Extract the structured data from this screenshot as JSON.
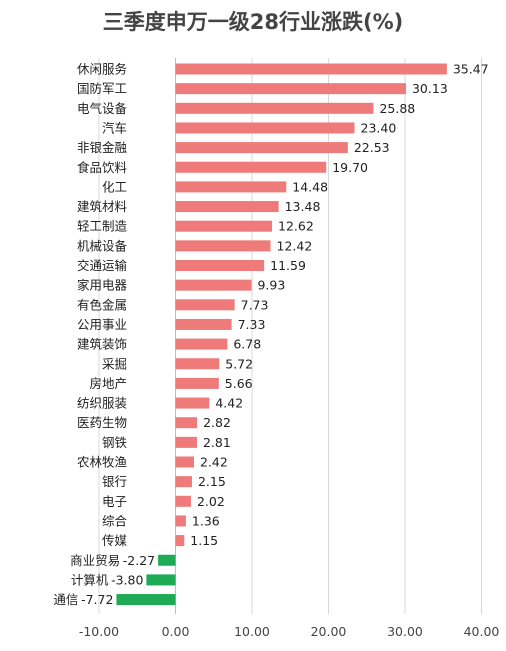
{
  "chart_data": {
    "type": "bar",
    "orientation": "horizontal",
    "title": "三季度申万一级28行业涨跌(%)",
    "categories": [
      "休闲服务",
      "国防军工",
      "电气设备",
      "汽车",
      "非银金融",
      "食品饮料",
      "化工",
      "建筑材料",
      "轻工制造",
      "机械设备",
      "交通运输",
      "家用电器",
      "有色金属",
      "公用事业",
      "建筑装饰",
      "采掘",
      "房地产",
      "纺织服装",
      "医药生物",
      "钢铁",
      "农林牧渔",
      "银行",
      "电子",
      "综合",
      "传媒",
      "商业贸易",
      "计算机",
      "通信"
    ],
    "values": [
      35.47,
      30.13,
      25.88,
      23.4,
      22.53,
      19.7,
      14.48,
      13.48,
      12.62,
      12.42,
      11.59,
      9.93,
      7.73,
      7.33,
      6.78,
      5.72,
      5.66,
      4.42,
      2.82,
      2.81,
      2.42,
      2.15,
      2.02,
      1.36,
      1.15,
      -2.27,
      -3.8,
      -7.72
    ],
    "value_labels": [
      "35.47",
      "30.13",
      "25.88",
      "23.40",
      "22.53",
      "19.70",
      "14.48",
      "13.48",
      "12.62",
      "12.42",
      "11.59",
      "9.93",
      "7.73",
      "7.33",
      "6.78",
      "5.72",
      "5.66",
      "4.42",
      "2.82",
      "2.81",
      "2.42",
      "2.15",
      "2.02",
      "1.36",
      "1.15",
      "-2.27",
      "-3.80",
      "-7.72"
    ],
    "xlim": [
      -10,
      40
    ],
    "x_ticks": [
      -10,
      0,
      10,
      20,
      30,
      40
    ],
    "x_tick_labels": [
      "-10.00",
      "0.00",
      "10.00",
      "20.00",
      "30.00",
      "40.00"
    ],
    "grid": "vertical",
    "colors": {
      "positive": "#ee7a7a",
      "negative": "#1faa55"
    }
  }
}
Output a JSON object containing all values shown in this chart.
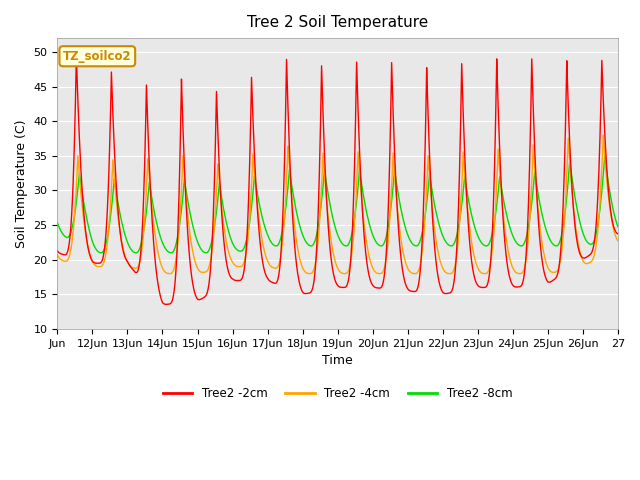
{
  "title": "Tree 2 Soil Temperature",
  "xlabel": "Time",
  "ylabel": "Soil Temperature (C)",
  "ylim": [
    10,
    52
  ],
  "xlim": [
    0,
    384
  ],
  "annotation_text": "TZ_soilco2",
  "annotation_color": "#cc8800",
  "annotation_bg": "#ffffdd",
  "bg_color": "#e8e8e8",
  "line_colors": [
    "#ff0000",
    "#ffa500",
    "#00dd00"
  ],
  "line_labels": [
    "Tree2 -2cm",
    "Tree2 -4cm",
    "Tree2 -8cm"
  ],
  "tick_labels": [
    "Jun",
    "12Jun",
    "13Jun",
    "14Jun",
    "15Jun",
    "16Jun",
    "17Jun",
    "18Jun",
    "19Jun",
    "20Jun",
    "21Jun",
    "22Jun",
    "23Jun",
    "24Jun",
    "25Jun",
    "26Jun",
    "27"
  ],
  "tick_positions": [
    0,
    24,
    48,
    72,
    96,
    120,
    144,
    168,
    192,
    216,
    240,
    264,
    288,
    312,
    336,
    360,
    384
  ],
  "hours_total": 384,
  "t2cm_peaks": [
    50,
    49,
    45.5,
    45,
    47,
    42,
    50,
    48,
    48,
    49,
    48,
    47.5,
    49,
    49,
    49,
    48.5,
    49
  ],
  "t2cm_mins": [
    21,
    19.5,
    19.5,
    13.5,
    14,
    17,
    17,
    15,
    16,
    16,
    15.5,
    15,
    16,
    16,
    16.5,
    20,
    23.5
  ],
  "t4cm_peaks": [
    35,
    35,
    34,
    35,
    35,
    33,
    37,
    36,
    35,
    36,
    35,
    35,
    36,
    36,
    37,
    38,
    38
  ],
  "t4cm_mins": [
    20,
    19,
    19,
    18,
    18,
    19,
    19,
    18,
    18,
    18,
    18,
    18,
    18,
    18,
    18,
    19,
    22
  ],
  "t8cm_peaks": [
    33,
    32,
    31.5,
    31,
    32,
    30.5,
    33,
    33,
    33,
    33,
    33,
    32,
    32,
    32,
    33,
    35,
    35
  ],
  "t8cm_mins": [
    24,
    21,
    21,
    21,
    21,
    21,
    22,
    22,
    22,
    22,
    22,
    22,
    22,
    22,
    22,
    22,
    23
  ],
  "peak_hour_2cm": 13,
  "peak_hour_4cm": 14,
  "peak_hour_8cm": 15,
  "min_hour_2cm": 4,
  "min_hour_4cm": 5,
  "min_hour_8cm": 6,
  "sharpness": 3.5
}
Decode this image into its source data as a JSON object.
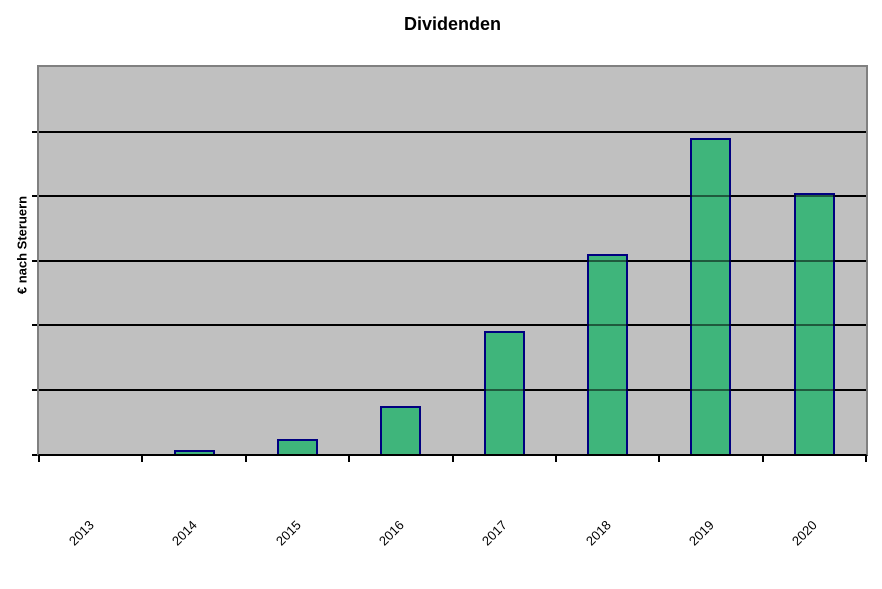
{
  "chart_data": {
    "type": "bar",
    "title": "Dividenden",
    "ylabel": "€ nach Steruern",
    "xlabel": "",
    "categories": [
      "2013",
      "2014",
      "2015",
      "2016",
      "2017",
      "2018",
      "2019",
      "2020"
    ],
    "values": [
      0,
      0.06,
      0.23,
      0.75,
      1.9,
      3.1,
      4.9,
      4.05
    ],
    "ylim": [
      0,
      6
    ],
    "y_gridline_interval": 1,
    "y_tick_labels_visible": false,
    "x_tick_label_rotation_deg": 45,
    "grid": "horizontal-black-gridlines-over-bars",
    "legend": "none",
    "colors": {
      "bar_fill": "#3FB57B",
      "bar_border": "#000080",
      "plot_background": "#C0C0C0",
      "plot_border": "#808080",
      "gridline": "#000000",
      "gridline_over_bar": "rgba(0,0,0,0.5)",
      "axis_line": "#000000",
      "tick": "#000000",
      "text": "#000000",
      "page_background": "#FFFFFF"
    }
  }
}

§ **Short exercise**: Your task is to repeat the data above exactly while excluding the pictures.

§ **The reply**:
Extract the structured data from this screenshot as JSON.
{
  "chart_data": {
    "type": "bar",
    "orientation": "horizontal",
    "title": "三季度申万一级28行业涨跌(%)",
    "categories": [
      "休闲服务",
      "国防军工",
      "电气设备",
      "汽车",
      "非银金融",
      "食品饮料",
      "化工",
      "建筑材料",
      "轻工制造",
      "机械设备",
      "交通运输",
      "家用电器",
      "有色金属",
      "公用事业",
      "建筑装饰",
      "采掘",
      "房地产",
      "纺织服装",
      "医药生物",
      "钢铁",
      "农林牧渔",
      "银行",
      "电子",
      "综合",
      "传媒",
      "商业贸易",
      "计算机",
      "通信"
    ],
    "values": [
      35.47,
      30.13,
      25.88,
      23.4,
      22.53,
      19.7,
      14.48,
      13.48,
      12.62,
      12.42,
      11.59,
      9.93,
      7.73,
      7.33,
      6.78,
      5.72,
      5.66,
      4.42,
      2.82,
      2.81,
      2.42,
      2.15,
      2.02,
      1.36,
      1.15,
      -2.27,
      -3.8,
      -7.72
    ],
    "value_labels": [
      "35.47",
      "30.13",
      "25.88",
      "23.40",
      "22.53",
      "19.70",
      "14.48",
      "13.48",
      "12.62",
      "12.42",
      "11.59",
      "9.93",
      "7.73",
      "7.33",
      "6.78",
      "5.72",
      "5.66",
      "4.42",
      "2.82",
      "2.81",
      "2.42",
      "2.15",
      "2.02",
      "1.36",
      "1.15",
      "-2.27",
      "-3.80",
      "-7.72"
    ],
    "xlim": [
      -10,
      40
    ],
    "x_ticks": [
      -10,
      0,
      10,
      20,
      30,
      40
    ],
    "x_tick_labels": [
      "-10.00",
      "0.00",
      "10.00",
      "20.00",
      "30.00",
      "40.00"
    ],
    "grid": "vertical",
    "colors": {
      "positive": "#ee7a7a",
      "negative": "#1faa55"
    }
  }
}
Output a JSON object containing all values shown in this chart.
{
  "title": "Tree 2 Soil Temperature",
  "xlabel": "Time",
  "ylabel": "Soil Temperature (C)",
  "ylim": [
    10,
    52
  ],
  "xlim": [
    0,
    384
  ],
  "annotation_text": "TZ_soilco2",
  "annotation_color": "#cc8800",
  "annotation_bg": "#ffffdd",
  "bg_color": "#e8e8e8",
  "line_colors": [
    "#ff0000",
    "#ffa500",
    "#00dd00"
  ],
  "line_labels": [
    "Tree2 -2cm",
    "Tree2 -4cm",
    "Tree2 -8cm"
  ],
  "tick_labels": [
    "Jun",
    "12Jun",
    "13Jun",
    "14Jun",
    "15Jun",
    "16Jun",
    "17Jun",
    "18Jun",
    "19Jun",
    "20Jun",
    "21Jun",
    "22Jun",
    "23Jun",
    "24Jun",
    "25Jun",
    "26Jun",
    "27"
  ],
  "tick_positions": [
    0,
    24,
    48,
    72,
    96,
    120,
    144,
    168,
    192,
    216,
    240,
    264,
    288,
    312,
    336,
    360,
    384
  ],
  "hours_total": 384,
  "t2cm_peaks": [
    50,
    49,
    45.5,
    45,
    47,
    42,
    50,
    48,
    48,
    49,
    48,
    47.5,
    49,
    49,
    49,
    48.5,
    49
  ],
  "t2cm_mins": [
    21,
    19.5,
    19.5,
    13.5,
    14,
    17,
    17,
    15,
    16,
    16,
    15.5,
    15,
    16,
    16,
    16.5,
    20,
    23.5
  ],
  "t4cm_peaks": [
    35,
    35,
    34,
    35,
    35,
    33,
    37,
    36,
    35,
    36,
    35,
    35,
    36,
    36,
    37,
    38,
    38
  ],
  "t4cm_mins": [
    20,
    19,
    19,
    18,
    18,
    19,
    19,
    18,
    18,
    18,
    18,
    18,
    18,
    18,
    18,
    19,
    22
  ],
  "t8cm_peaks": [
    33,
    32,
    31.5,
    31,
    32,
    30.5,
    33,
    33,
    33,
    33,
    33,
    32,
    32,
    32,
    33,
    35,
    35
  ],
  "t8cm_mins": [
    24,
    21,
    21,
    21,
    21,
    21,
    22,
    22,
    22,
    22,
    22,
    22,
    22,
    22,
    22,
    22,
    23
  ],
  "peak_hour_2cm": 13,
  "peak_hour_4cm": 14,
  "peak_hour_8cm": 15,
  "min_hour_2cm": 4,
  "min_hour_4cm": 5,
  "min_hour_8cm": 6,
  "sharpness": 3.5
}
Decode this image into its source data as a JSON object.
{
  "chart_data": {
    "type": "bar",
    "title": "Dividenden",
    "ylabel": "€ nach Steruern",
    "xlabel": "",
    "categories": [
      "2013",
      "2014",
      "2015",
      "2016",
      "2017",
      "2018",
      "2019",
      "2020"
    ],
    "values": [
      0,
      0.06,
      0.23,
      0.75,
      1.9,
      3.1,
      4.9,
      4.05
    ],
    "ylim": [
      0,
      6
    ],
    "y_gridline_interval": 1,
    "y_tick_labels_visible": false,
    "x_tick_label_rotation_deg": 45,
    "grid": "horizontal-black-gridlines-over-bars",
    "legend": "none",
    "colors": {
      "bar_fill": "#3FB57B",
      "bar_border": "#000080",
      "plot_background": "#C0C0C0",
      "plot_border": "#808080",
      "gridline": "#000000",
      "gridline_over_bar": "rgba(0,0,0,0.5)",
      "axis_line": "#000000",
      "tick": "#000000",
      "text": "#000000",
      "page_background": "#FFFFFF"
    }
  }
}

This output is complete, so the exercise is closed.